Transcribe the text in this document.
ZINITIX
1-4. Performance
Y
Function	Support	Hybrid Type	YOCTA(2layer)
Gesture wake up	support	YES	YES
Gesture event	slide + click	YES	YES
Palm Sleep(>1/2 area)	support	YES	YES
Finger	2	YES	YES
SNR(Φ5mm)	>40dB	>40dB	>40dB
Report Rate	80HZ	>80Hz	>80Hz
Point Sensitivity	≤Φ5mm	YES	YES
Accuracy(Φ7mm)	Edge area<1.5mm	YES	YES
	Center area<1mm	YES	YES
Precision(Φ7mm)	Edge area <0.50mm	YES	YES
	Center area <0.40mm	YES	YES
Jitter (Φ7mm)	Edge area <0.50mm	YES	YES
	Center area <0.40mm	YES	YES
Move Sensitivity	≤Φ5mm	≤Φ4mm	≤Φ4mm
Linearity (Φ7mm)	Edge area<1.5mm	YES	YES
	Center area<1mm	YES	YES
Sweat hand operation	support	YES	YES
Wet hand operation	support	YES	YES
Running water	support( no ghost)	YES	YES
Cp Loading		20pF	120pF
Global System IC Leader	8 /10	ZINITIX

Required work
Extract each entry in full, exactly as given.

Answer to the task
Transcribe the text in this document.
ZINITIX
1-4. Performance
Y
Function	Support	Hybrid Type	YOCTA(2layer)
Gesture wake up	support	YES	YES
Gesture event	slide + click	YES	YES
Palm Sleep(>1/2 area)	support	YES	YES
Finger	2	YES	YES
SNR(Φ5mm)	>40dB	>40dB	>40dB
Report Rate	80HZ	>80Hz	>80Hz
Point Sensitivity	≤Φ5mm	YES	YES
Accuracy(Φ7mm)	Edge area<1.5mm	YES	YES
	Center area<1mm	YES	YES
Precision(Φ7mm)	Edge area <0.50mm	YES	YES
	Center area <0.40mm	YES	YES
Jitter (Φ7mm)	Edge area <0.50mm	YES	YES
	Center area <0.40mm	YES	YES
Move Sensitivity	≤Φ5mm	≤Φ4mm	≤Φ4mm
Linearity (Φ7mm)	Edge area<1.5mm	YES	YES
	Center area<1mm	YES	YES
Sweat hand operation	support	YES	YES
Wet hand operation	support	YES	YES
Running water	support( no ghost)	YES	YES
Cp Loading		20pF	120pF
Global System IC Leader	8 /10	ZINITIX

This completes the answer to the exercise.